__PROBLEM DETAILS__:
Please write out the material that follows, exactly as it stands.

* * * *

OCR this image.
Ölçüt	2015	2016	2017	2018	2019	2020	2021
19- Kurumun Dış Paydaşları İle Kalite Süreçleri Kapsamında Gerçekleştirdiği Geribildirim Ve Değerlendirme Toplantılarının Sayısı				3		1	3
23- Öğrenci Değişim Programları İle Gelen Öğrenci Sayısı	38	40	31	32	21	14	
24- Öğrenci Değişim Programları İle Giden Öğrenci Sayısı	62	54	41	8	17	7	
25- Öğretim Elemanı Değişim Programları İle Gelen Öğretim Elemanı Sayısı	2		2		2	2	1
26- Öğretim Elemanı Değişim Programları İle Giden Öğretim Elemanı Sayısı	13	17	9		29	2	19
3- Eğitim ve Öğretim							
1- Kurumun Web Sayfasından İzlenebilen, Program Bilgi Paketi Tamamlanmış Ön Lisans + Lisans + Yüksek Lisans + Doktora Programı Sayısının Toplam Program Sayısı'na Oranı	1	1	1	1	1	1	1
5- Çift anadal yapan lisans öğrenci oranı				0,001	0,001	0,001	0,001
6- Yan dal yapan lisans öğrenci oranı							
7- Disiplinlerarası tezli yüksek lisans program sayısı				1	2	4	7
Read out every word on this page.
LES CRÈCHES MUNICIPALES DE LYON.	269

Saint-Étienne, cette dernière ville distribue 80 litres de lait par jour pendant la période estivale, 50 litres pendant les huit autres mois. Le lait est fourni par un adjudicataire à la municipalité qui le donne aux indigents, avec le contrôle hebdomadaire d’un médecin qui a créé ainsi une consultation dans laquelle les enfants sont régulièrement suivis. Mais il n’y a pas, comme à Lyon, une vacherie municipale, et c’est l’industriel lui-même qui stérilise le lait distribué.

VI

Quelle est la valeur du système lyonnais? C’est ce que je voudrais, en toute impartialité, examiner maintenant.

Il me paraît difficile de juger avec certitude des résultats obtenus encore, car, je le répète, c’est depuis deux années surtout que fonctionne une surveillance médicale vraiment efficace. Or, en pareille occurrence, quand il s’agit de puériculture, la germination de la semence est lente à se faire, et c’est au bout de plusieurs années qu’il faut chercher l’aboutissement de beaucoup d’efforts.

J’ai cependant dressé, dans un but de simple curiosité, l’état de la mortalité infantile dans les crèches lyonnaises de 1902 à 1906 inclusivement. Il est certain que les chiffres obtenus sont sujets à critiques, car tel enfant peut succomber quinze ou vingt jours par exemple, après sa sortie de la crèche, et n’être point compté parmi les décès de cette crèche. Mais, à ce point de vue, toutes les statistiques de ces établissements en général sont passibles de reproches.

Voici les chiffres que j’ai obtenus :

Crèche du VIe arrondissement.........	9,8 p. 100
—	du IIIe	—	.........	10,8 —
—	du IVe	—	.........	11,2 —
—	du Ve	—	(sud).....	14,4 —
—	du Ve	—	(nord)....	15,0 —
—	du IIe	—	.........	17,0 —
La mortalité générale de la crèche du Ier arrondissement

* * * *

__OUTPUT OF THE TASK__:
OCR this image.
Ölçüt	2015	2016	2017	2018	2019	2020	2021
19- Kurumun Dış Paydaşları İle Kalite Süreçleri Kapsamında Gerçekleştirdiği Geribildirim Ve Değerlendirme Toplantılarının Sayısı				3		1	3
23- Öğrenci Değişim Programları İle Gelen Öğrenci Sayısı	38	40	31	32	21	14	
24- Öğrenci Değişim Programları İle Giden Öğrenci Sayısı	62	54	41	8	17	7	
25- Öğretim Elemanı Değişim Programları İle Gelen Öğretim Elemanı Sayısı	2		2		2	2	1
26- Öğretim Elemanı Değişim Programları İle Giden Öğretim Elemanı Sayısı	13	17	9		29	2	19
3- Eğitim ve Öğretim							
1- Kurumun Web Sayfasından İzlenebilen, Program Bilgi Paketi Tamamlanmış Ön Lisans + Lisans + Yüksek Lisans + Doktora Programı Sayısının Toplam Program Sayısı'na Oranı	1	1	1	1	1	1	1
5- Çift anadal yapan lisans öğrenci oranı				0,001	0,001	0,001	0,001
6- Yan dal yapan lisans öğrenci oranı							
7- Disiplinlerarası tezli yüksek lisans program sayısı				1	2	4	7
Read out every word on this page.
LES CRÈCHES MUNICIPALES DE LYON.	269

Saint-Étienne, cette dernière ville distribue 80 litres de lait par jour pendant la période estivale, 50 litres pendant les huit autres mois. Le lait est fourni par un adjudicataire à la municipalité qui le donne aux indigents, avec le contrôle hebdomadaire d’un médecin qui a créé ainsi une consultation dans laquelle les enfants sont régulièrement suivis. Mais il n’y a pas, comme à Lyon, une vacherie municipale, et c’est l’industriel lui-même qui stérilise le lait distribué.

VI

Quelle est la valeur du système lyonnais? C’est ce que je voudrais, en toute impartialité, examiner maintenant.

Il me paraît difficile de juger avec certitude des résultats obtenus encore, car, je le répète, c’est depuis deux années surtout que fonctionne une surveillance médicale vraiment efficace. Or, en pareille occurrence, quand il s’agit de puériculture, la germination de la semence est lente à se faire, et c’est au bout de plusieurs années qu’il faut chercher l’aboutissement de beaucoup d’efforts.

J’ai cependant dressé, dans un but de simple curiosité, l’état de la mortalité infantile dans les crèches lyonnaises de 1902 à 1906 inclusivement. Il est certain que les chiffres obtenus sont sujets à critiques, car tel enfant peut succomber quinze ou vingt jours par exemple, après sa sortie de la crèche, et n’être point compté parmi les décès de cette crèche. Mais, à ce point de vue, toutes les statistiques de ces établissements en général sont passibles de reproches.

Voici les chiffres que j’ai obtenus :

Crèche du VIe arrondissement.........	9,8 p. 100
—	du IIIe	—	.........	10,8 —
—	du IVe	—	.........	11,2 —
—	du Ve	—	(sud).....	14,4 —
—	du Ve	—	(nord)....	15,0 —
—	du IIe	—	.........	17,0 —
La mortalité générale de la crèche du Ier arrondissement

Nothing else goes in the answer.